• **Task to complete**
Pull out every line containing the string "pexels".

* START Records for the task *

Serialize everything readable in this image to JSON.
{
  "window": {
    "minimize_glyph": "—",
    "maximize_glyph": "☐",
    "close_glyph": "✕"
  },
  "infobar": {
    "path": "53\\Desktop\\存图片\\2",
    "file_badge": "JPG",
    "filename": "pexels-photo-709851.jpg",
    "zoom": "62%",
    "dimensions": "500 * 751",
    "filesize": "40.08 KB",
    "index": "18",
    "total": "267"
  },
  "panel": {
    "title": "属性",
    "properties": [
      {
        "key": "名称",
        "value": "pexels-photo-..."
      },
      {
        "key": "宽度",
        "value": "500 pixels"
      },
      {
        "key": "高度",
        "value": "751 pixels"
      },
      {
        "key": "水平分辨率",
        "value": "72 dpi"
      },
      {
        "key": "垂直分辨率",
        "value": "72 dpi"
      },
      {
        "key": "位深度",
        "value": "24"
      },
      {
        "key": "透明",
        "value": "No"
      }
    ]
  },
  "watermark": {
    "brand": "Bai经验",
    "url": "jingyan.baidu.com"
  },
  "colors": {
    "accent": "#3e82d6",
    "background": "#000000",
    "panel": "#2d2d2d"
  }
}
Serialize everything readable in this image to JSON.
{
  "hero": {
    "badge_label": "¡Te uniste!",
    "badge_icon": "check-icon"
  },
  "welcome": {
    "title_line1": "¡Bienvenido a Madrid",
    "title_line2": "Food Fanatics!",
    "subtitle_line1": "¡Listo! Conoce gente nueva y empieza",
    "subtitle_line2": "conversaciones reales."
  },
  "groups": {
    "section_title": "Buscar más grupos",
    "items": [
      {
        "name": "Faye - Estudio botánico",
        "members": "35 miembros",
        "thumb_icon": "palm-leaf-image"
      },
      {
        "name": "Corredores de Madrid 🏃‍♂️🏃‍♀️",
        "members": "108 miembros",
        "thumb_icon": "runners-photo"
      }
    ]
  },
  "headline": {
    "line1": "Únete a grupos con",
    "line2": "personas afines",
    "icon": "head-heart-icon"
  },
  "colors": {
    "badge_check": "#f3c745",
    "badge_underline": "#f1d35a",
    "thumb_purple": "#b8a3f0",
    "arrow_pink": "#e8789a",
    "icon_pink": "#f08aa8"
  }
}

* END Records for the task *

• **Exercise result**
    "filename": "pexels-photo-709851.jpg",
        "value": "pexels-photo-..."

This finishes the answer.